/---

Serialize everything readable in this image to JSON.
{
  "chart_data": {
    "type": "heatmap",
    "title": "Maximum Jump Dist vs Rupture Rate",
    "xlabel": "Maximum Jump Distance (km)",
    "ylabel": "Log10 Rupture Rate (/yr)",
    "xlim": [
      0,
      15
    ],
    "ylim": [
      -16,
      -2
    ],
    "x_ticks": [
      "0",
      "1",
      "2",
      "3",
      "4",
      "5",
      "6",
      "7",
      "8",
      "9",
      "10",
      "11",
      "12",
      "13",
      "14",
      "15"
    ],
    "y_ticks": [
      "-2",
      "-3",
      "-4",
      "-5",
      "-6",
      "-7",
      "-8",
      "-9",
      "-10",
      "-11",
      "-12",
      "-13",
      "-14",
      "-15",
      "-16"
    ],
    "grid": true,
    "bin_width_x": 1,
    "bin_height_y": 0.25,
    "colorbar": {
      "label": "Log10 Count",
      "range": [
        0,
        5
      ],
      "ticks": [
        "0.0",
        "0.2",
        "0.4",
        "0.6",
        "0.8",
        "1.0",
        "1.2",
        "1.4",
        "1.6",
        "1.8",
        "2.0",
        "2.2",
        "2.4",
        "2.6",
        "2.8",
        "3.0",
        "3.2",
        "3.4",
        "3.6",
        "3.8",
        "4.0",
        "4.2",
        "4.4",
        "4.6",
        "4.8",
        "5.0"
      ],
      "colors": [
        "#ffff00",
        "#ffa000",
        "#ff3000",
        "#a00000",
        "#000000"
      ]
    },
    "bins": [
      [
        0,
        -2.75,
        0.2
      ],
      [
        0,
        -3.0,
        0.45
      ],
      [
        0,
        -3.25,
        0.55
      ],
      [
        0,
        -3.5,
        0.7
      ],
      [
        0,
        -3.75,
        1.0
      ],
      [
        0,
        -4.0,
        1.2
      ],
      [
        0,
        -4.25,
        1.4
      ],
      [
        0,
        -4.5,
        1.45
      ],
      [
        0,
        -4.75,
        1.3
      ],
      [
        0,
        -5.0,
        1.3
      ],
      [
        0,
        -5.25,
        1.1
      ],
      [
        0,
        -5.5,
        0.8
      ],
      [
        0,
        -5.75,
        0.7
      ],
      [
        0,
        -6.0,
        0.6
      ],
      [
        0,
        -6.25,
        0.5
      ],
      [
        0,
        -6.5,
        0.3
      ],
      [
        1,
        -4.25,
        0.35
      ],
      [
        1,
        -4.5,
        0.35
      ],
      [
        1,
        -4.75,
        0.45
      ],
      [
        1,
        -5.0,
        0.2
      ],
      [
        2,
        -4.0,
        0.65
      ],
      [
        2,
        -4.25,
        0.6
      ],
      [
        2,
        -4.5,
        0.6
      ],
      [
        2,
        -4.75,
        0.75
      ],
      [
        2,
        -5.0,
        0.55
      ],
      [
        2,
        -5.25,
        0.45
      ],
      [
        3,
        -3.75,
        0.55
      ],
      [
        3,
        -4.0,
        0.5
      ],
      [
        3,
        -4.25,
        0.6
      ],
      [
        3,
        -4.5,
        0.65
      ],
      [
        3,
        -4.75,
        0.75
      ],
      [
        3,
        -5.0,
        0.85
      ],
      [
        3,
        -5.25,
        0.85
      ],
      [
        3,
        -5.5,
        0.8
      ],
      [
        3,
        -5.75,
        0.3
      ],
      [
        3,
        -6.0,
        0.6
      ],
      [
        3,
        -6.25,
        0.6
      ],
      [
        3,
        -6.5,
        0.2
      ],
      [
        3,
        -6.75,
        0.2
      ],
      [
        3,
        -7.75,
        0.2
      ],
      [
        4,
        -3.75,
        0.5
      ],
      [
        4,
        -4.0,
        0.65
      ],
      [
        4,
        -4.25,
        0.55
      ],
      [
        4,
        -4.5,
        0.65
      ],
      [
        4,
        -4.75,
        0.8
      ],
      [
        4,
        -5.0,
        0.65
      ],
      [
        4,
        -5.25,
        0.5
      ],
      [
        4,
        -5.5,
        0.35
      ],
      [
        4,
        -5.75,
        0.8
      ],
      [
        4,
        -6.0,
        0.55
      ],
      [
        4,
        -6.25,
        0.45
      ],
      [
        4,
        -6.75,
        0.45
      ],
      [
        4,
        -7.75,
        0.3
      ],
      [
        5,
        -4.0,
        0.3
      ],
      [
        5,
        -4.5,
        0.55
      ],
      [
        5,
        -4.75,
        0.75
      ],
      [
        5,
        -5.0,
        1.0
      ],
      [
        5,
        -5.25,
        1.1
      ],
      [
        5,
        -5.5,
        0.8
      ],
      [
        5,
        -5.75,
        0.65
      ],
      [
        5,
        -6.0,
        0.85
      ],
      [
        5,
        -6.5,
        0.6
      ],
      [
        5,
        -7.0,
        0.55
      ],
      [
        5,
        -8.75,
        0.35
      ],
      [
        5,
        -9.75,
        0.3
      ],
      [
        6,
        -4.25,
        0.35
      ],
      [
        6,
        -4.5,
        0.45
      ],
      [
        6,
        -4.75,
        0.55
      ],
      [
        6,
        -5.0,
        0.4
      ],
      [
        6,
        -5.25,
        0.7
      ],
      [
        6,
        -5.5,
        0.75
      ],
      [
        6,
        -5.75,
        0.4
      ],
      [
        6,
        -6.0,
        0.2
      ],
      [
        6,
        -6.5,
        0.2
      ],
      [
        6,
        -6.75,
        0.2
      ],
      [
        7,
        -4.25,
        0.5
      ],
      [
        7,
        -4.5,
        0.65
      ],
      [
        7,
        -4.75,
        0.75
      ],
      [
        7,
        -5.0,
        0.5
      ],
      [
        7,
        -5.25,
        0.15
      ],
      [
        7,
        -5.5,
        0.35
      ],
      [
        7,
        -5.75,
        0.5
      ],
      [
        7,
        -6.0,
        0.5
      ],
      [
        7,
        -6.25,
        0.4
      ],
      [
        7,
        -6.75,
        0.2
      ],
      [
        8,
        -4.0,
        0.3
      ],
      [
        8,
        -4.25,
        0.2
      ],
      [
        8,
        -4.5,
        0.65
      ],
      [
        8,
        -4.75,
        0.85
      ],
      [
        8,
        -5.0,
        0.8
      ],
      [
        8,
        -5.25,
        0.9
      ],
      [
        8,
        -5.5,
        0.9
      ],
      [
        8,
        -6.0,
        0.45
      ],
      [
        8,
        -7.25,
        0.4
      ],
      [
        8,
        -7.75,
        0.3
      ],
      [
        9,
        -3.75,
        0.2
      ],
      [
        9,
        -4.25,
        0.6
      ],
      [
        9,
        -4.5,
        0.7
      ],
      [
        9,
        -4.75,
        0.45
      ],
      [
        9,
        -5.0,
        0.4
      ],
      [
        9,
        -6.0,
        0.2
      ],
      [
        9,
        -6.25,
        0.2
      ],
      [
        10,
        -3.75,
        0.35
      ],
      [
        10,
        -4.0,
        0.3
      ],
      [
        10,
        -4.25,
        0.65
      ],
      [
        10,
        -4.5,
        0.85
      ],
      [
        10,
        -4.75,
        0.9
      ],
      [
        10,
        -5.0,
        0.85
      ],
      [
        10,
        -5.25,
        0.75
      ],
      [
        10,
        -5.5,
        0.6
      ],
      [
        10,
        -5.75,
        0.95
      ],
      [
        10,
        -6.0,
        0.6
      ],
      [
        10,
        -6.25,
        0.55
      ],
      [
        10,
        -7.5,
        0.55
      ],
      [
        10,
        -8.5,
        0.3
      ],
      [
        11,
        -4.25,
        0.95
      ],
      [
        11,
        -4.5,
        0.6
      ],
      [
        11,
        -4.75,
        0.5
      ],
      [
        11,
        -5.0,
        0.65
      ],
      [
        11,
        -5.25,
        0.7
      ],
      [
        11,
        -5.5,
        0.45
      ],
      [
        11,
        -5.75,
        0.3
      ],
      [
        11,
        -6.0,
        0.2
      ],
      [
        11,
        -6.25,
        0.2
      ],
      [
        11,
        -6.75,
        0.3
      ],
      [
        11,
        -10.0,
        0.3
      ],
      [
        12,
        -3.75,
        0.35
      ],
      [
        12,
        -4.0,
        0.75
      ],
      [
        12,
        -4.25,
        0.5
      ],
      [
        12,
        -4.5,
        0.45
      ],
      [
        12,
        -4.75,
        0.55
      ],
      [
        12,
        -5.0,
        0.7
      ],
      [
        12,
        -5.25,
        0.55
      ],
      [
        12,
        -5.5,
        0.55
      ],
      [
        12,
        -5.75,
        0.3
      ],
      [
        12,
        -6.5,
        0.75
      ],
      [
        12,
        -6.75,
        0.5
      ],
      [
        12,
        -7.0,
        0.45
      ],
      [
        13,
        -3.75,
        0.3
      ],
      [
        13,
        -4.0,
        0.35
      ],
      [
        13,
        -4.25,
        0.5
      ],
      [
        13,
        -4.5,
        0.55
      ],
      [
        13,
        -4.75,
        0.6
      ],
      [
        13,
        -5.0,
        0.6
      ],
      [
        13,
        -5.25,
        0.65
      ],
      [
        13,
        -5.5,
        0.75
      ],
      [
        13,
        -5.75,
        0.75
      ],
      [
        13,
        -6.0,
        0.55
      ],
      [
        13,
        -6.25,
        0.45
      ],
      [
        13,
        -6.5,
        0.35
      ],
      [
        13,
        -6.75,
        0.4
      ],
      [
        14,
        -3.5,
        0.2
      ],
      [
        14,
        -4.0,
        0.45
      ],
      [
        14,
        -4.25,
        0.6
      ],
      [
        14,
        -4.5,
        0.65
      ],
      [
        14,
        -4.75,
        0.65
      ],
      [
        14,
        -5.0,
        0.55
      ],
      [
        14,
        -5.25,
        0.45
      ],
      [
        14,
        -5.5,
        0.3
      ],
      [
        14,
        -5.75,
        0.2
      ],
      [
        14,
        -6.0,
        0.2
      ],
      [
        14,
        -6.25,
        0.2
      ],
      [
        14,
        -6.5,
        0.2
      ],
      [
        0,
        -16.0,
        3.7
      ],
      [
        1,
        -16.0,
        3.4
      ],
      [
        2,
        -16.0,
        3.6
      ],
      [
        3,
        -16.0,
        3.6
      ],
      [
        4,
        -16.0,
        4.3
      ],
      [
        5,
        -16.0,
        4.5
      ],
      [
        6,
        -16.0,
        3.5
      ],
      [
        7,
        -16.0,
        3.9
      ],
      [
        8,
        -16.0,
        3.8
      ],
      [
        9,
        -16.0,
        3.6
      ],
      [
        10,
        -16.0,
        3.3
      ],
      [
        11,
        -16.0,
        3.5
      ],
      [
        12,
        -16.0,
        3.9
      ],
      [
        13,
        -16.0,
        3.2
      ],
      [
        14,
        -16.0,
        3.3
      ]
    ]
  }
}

\---

> [Directions for this task]:
Filter the records, keeping only lines that contain "Rupture", and show those lines.

> [Complete output]:
    "title": "Maximum Jump Dist vs Rupture Rate",
    "ylabel": "Log10 Rupture Rate (/yr)",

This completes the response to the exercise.